# What is being asked:
Return the records in full, exactly as given.

# Dataset rows:
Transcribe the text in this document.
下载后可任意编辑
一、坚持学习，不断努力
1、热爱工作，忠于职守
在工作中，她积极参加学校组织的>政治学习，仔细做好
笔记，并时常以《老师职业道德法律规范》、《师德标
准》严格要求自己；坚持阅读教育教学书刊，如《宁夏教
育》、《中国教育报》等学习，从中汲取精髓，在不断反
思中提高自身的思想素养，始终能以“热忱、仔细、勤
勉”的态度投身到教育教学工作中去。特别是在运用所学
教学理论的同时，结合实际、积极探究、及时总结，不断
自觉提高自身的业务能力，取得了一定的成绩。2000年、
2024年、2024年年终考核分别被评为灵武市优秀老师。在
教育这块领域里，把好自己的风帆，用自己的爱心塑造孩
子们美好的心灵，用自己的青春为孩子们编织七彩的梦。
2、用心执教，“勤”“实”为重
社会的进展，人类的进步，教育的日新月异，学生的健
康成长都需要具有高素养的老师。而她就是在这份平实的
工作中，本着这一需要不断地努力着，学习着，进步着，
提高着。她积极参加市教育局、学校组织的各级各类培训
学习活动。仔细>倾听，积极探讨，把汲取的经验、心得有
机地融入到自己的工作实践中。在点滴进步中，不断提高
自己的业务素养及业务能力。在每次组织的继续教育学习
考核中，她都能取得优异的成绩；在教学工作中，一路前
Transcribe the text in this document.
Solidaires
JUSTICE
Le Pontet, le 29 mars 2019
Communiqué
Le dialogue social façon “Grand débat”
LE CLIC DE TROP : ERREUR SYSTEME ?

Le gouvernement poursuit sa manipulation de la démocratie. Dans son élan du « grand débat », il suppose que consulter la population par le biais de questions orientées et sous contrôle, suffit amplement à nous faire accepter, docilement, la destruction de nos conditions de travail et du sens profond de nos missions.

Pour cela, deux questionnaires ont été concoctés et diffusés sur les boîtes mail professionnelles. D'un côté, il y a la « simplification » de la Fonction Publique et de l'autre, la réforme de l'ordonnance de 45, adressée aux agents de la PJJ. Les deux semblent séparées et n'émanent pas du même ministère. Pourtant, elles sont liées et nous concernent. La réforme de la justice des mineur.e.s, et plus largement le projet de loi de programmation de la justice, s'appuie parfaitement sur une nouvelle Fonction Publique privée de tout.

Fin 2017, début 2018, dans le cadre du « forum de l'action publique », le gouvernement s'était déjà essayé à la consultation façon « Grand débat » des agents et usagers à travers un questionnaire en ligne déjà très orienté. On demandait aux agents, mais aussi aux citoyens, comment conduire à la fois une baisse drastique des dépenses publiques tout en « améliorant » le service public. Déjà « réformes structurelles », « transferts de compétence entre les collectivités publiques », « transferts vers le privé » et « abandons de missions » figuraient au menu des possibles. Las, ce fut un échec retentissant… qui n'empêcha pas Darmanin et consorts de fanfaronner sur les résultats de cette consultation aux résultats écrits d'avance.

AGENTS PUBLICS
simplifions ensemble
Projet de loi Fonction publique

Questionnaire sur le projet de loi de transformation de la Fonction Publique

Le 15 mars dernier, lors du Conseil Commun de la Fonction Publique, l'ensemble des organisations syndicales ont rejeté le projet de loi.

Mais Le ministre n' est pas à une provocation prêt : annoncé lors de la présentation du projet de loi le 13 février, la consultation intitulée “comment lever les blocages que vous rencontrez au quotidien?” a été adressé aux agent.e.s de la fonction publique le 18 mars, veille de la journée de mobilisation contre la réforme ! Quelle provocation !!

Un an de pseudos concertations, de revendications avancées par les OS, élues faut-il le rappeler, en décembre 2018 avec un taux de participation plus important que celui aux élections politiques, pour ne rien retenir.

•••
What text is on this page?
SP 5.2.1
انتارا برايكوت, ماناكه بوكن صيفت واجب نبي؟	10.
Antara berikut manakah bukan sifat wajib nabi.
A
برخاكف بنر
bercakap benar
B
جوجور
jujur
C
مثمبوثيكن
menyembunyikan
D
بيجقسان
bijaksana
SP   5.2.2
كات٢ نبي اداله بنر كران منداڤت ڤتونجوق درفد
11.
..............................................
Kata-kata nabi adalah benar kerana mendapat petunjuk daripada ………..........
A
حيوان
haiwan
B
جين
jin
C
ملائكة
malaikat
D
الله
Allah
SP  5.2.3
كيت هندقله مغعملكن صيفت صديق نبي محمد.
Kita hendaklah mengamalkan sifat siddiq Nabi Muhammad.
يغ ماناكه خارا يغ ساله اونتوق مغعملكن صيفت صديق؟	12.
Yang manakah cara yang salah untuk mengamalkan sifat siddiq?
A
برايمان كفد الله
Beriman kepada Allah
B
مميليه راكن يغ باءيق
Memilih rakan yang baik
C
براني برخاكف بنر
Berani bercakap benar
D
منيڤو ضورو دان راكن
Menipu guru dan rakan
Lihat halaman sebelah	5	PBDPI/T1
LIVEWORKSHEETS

# Full answer:
Transcribe the text in this document.
下载后可任意编辑
一、坚持学习，不断努力
1、热爱工作，忠于职守
在工作中，她积极参加学校组织的>政治学习，仔细做好
笔记，并时常以《老师职业道德法律规范》、《师德标
准》严格要求自己；坚持阅读教育教学书刊，如《宁夏教
育》、《中国教育报》等学习，从中汲取精髓，在不断反
思中提高自身的思想素养，始终能以“热忱、仔细、勤
勉”的态度投身到教育教学工作中去。特别是在运用所学
教学理论的同时，结合实际、积极探究、及时总结，不断
自觉提高自身的业务能力，取得了一定的成绩。2000年、
2024年、2024年年终考核分别被评为灵武市优秀老师。在
教育这块领域里，把好自己的风帆，用自己的爱心塑造孩
子们美好的心灵，用自己的青春为孩子们编织七彩的梦。
2、用心执教，“勤”“实”为重
社会的进展，人类的进步，教育的日新月异，学生的健
康成长都需要具有高素养的老师。而她就是在这份平实的
工作中，本着这一需要不断地努力着，学习着，进步着，
提高着。她积极参加市教育局、学校组织的各级各类培训
学习活动。仔细>倾听，积极探讨，把汲取的经验、心得有
机地融入到自己的工作实践中。在点滴进步中，不断提高
自己的业务素养及业务能力。在每次组织的继续教育学习
考核中，她都能取得优异的成绩；在教学工作中，一路前
Transcribe the text in this document.
Solidaires
JUSTICE
Le Pontet, le 29 mars 2019
Communiqué
Le dialogue social façon “Grand débat”
LE CLIC DE TROP : ERREUR SYSTEME ?

Le gouvernement poursuit sa manipulation de la démocratie. Dans son élan du « grand débat », il suppose que consulter la population par le biais de questions orientées et sous contrôle, suffit amplement à nous faire accepter, docilement, la destruction de nos conditions de travail et du sens profond de nos missions.

Pour cela, deux questionnaires ont été concoctés et diffusés sur les boîtes mail professionnelles. D'un côté, il y a la « simplification » de la Fonction Publique et de l'autre, la réforme de l'ordonnance de 45, adressée aux agents de la PJJ. Les deux semblent séparées et n'émanent pas du même ministère. Pourtant, elles sont liées et nous concernent. La réforme de la justice des mineur.e.s, et plus largement le projet de loi de programmation de la justice, s'appuie parfaitement sur une nouvelle Fonction Publique privée de tout.

Fin 2017, début 2018, dans le cadre du « forum de l'action publique », le gouvernement s'était déjà essayé à la consultation façon « Grand débat » des agents et usagers à travers un questionnaire en ligne déjà très orienté. On demandait aux agents, mais aussi aux citoyens, comment conduire à la fois une baisse drastique des dépenses publiques tout en « améliorant » le service public. Déjà « réformes structurelles », « transferts de compétence entre les collectivités publiques », « transferts vers le privé » et « abandons de missions » figuraient au menu des possibles. Las, ce fut un échec retentissant… qui n'empêcha pas Darmanin et consorts de fanfaronner sur les résultats de cette consultation aux résultats écrits d'avance.

AGENTS PUBLICS
simplifions ensemble
Projet de loi Fonction publique

Questionnaire sur le projet de loi de transformation de la Fonction Publique

Le 15 mars dernier, lors du Conseil Commun de la Fonction Publique, l'ensemble des organisations syndicales ont rejeté le projet de loi.

Mais Le ministre n' est pas à une provocation prêt : annoncé lors de la présentation du projet de loi le 13 février, la consultation intitulée “comment lever les blocages que vous rencontrez au quotidien?” a été adressé aux agent.e.s de la fonction publique le 18 mars, veille de la journée de mobilisation contre la réforme ! Quelle provocation !!

Un an de pseudos concertations, de revendications avancées par les OS, élues faut-il le rappeler, en décembre 2018 avec un taux de participation plus important que celui aux élections politiques, pour ne rien retenir.

•••
What text is on this page?
SP 5.2.1
انتارا برايكوت, ماناكه بوكن صيفت واجب نبي؟	10.
Antara berikut manakah bukan sifat wajib nabi.
A
برخاكف بنر
bercakap benar
B
جوجور
jujur
C
مثمبوثيكن
menyembunyikan
D
بيجقسان
bijaksana
SP   5.2.2
كات٢ نبي اداله بنر كران منداڤت ڤتونجوق درفد
11.
..............................................
Kata-kata nabi adalah benar kerana mendapat petunjuk daripada ………..........
A
حيوان
haiwan
B
جين
jin
C
ملائكة
malaikat
D
الله
Allah
SP  5.2.3
كيت هندقله مغعملكن صيفت صديق نبي محمد.
Kita hendaklah mengamalkan sifat siddiq Nabi Muhammad.
يغ ماناكه خارا يغ ساله اونتوق مغعملكن صيفت صديق؟	12.
Yang manakah cara yang salah untuk mengamalkan sifat siddiq?
A
برايمان كفد الله
Beriman kepada Allah
B
مميليه راكن يغ باءيق
Memilih rakan yang baik
C
براني برخاكف بنر
Berani bercakap benar
D
منيڤو ضورو دان راكن
Menipu guru dan rakan
Lihat halaman sebelah	5	PBDPI/T1
LIVEWORKSHEETS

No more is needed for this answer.